WHAT IS EXPECTED:
Return the material word for word. Do not include the pictures.

Records from a collection:

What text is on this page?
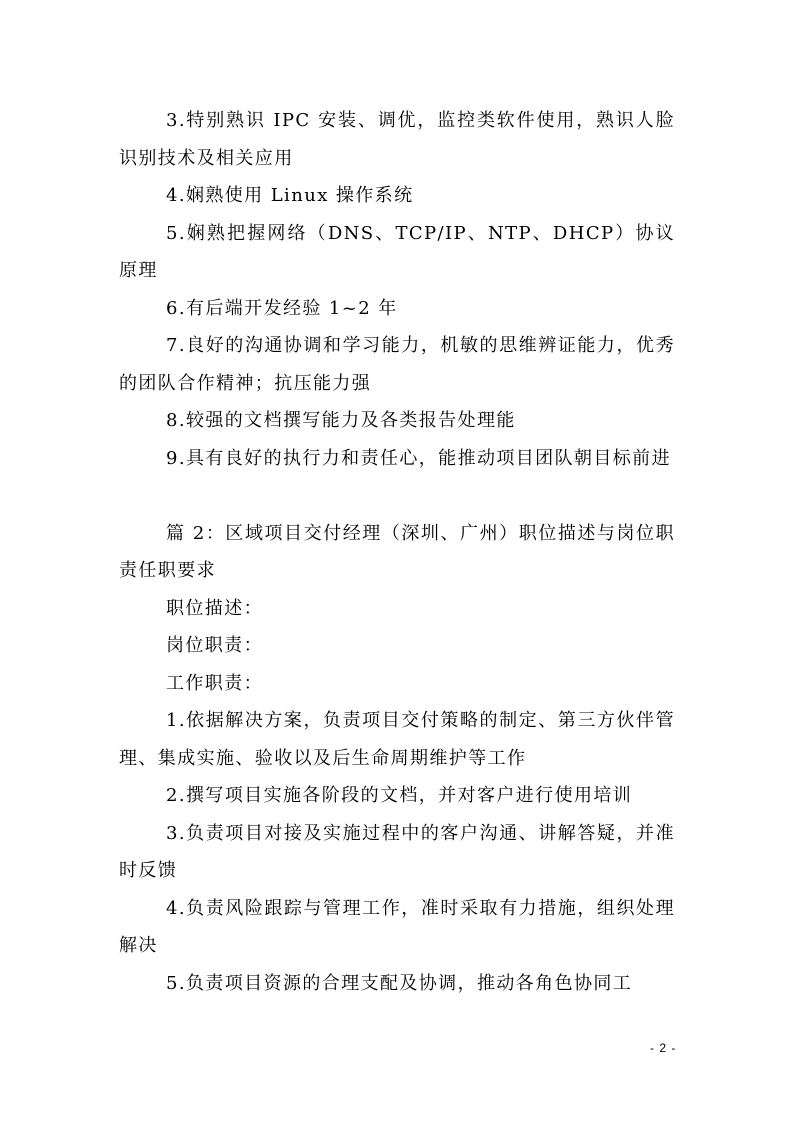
3.特别熟识 IPC 安装、调优，监控类软件使用，熟识人脸识别技术及相关应用

4.娴熟使用 Linux 操作系统

5.娴熟把握网络（DNS、TCP/IP、NTP、DHCP）协议原理

6.有后端开发经验 1~2 年

7.良好的沟通协调和学习能力，机敏的思维辨证能力，优秀的团队合作精神；抗压能力强

8.较强的文档撰写能力及各类报告处理能

9.具有良好的执行力和责任心，能推动项目团队朝目标前进

篇 2：区域项目交付经理（深圳、广州）职位描述与岗位职责任职要求

职位描述：

岗位职责：

工作职责：

1.依据解决方案，负责项目交付策略的制定、第三方伙伴管理、集成实施、验收以及后生命周期维护等工作

2.撰写项目实施各阶段的文档，并对客户进行使用培训

3.负责项目对接及实施过程中的客户沟通、讲解答疑，并准时反馈

4.负责风险跟踪与管理工作，准时采取有力措施，组织处理解决

5.负责项目资源的合理支配及协调，推动各角色协同工

- 2 -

EXERCISE ANSWER:
What text is on this page?
3.特别熟识 IPC 安装、调优，监控类软件使用，熟识人脸识别技术及相关应用

4.娴熟使用 Linux 操作系统

5.娴熟把握网络（DNS、TCP/IP、NTP、DHCP）协议原理

6.有后端开发经验 1~2 年

7.良好的沟通协调和学习能力，机敏的思维辨证能力，优秀的团队合作精神；抗压能力强

8.较强的文档撰写能力及各类报告处理能

9.具有良好的执行力和责任心，能推动项目团队朝目标前进

篇 2：区域项目交付经理（深圳、广州）职位描述与岗位职责任职要求

职位描述：

岗位职责：

工作职责：

1.依据解决方案，负责项目交付策略的制定、第三方伙伴管理、集成实施、验收以及后生命周期维护等工作

2.撰写项目实施各阶段的文档，并对客户进行使用培训

3.负责项目对接及实施过程中的客户沟通、讲解答疑，并准时反馈

4.负责风险跟踪与管理工作，准时采取有力措施，组织处理解决

5.负责项目资源的合理支配及协调，推动各角色协同工

- 2 -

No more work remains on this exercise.